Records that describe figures
+ + + +

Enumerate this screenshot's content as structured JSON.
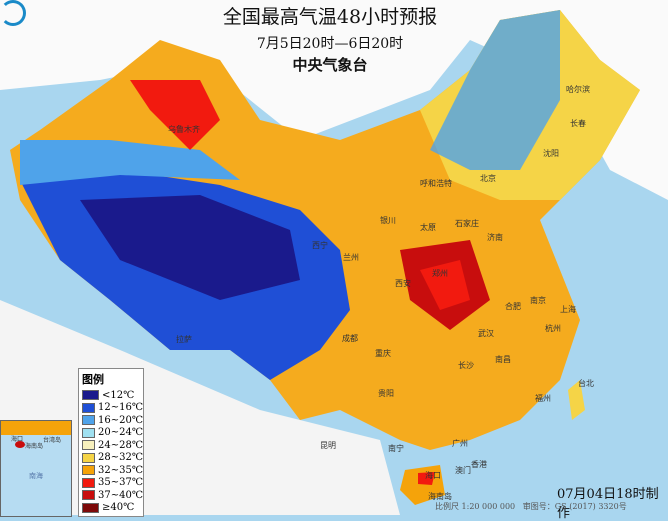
{
  "header": {
    "title": "全国最高气温48小时预报",
    "period": "7月5日20时—6日20时",
    "agency": "中央气象台"
  },
  "legend": {
    "title": "图例",
    "items": [
      {
        "label": "<12℃",
        "color": "#1a1a8c"
      },
      {
        "label": "12~16℃",
        "color": "#1f4fd6"
      },
      {
        "label": "16~20℃",
        "color": "#4fa3ea"
      },
      {
        "label": "20~24℃",
        "color": "#9fe0f0"
      },
      {
        "label": "24~28℃",
        "color": "#f7f0bd"
      },
      {
        "label": "28~32℃",
        "color": "#f5d447"
      },
      {
        "label": "32~35℃",
        "color": "#f5a30a"
      },
      {
        "label": "35~37℃",
        "color": "#f21a0f"
      },
      {
        "label": "37~40℃",
        "color": "#c80d0d"
      },
      {
        "label": "≥40℃",
        "color": "#7d0a0a"
      }
    ]
  },
  "footer": {
    "made": "07月04日18时制作",
    "scale": "比例尺 1:20 000 000",
    "approval": "审图号：GS (2017) 3320号"
  },
  "inset": {
    "labels": [
      "台湾岛",
      "海南岛",
      "南海",
      "海口"
    ]
  },
  "cities": [
    "哈尔滨",
    "长春",
    "沈阳",
    "北京",
    "呼和浩特",
    "银川",
    "太原",
    "石家庄",
    "济南",
    "西宁",
    "兰州",
    "西安",
    "郑州",
    "合肥",
    "南京",
    "上海",
    "杭州",
    "武汉",
    "成都",
    "重庆",
    "长沙",
    "南昌",
    "贵阳",
    "昆明",
    "南宁",
    "广州",
    "澳门",
    "香港",
    "福州",
    "台北",
    "海口",
    "拉萨",
    "乌鲁木齐",
    "海南岛"
  ]
}
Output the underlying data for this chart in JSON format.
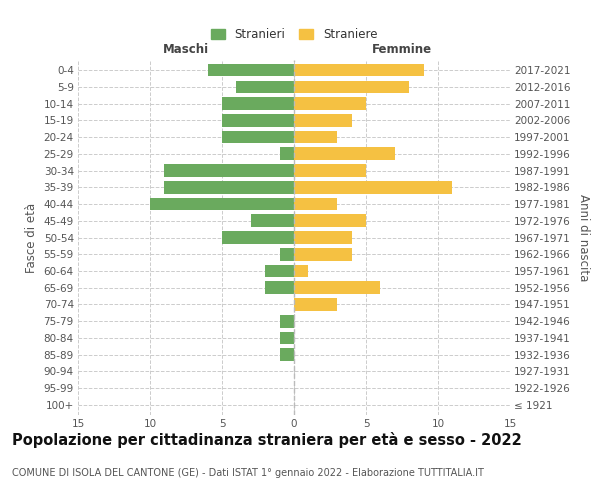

+ + + +

• **GIVEN INSTRUCTION**
Find the word "JSON" and list each line it appears in.

• **REPLY**
Enumerate this screenshot's content as structured JSON.
Output the underlying data for this chart in JSON format.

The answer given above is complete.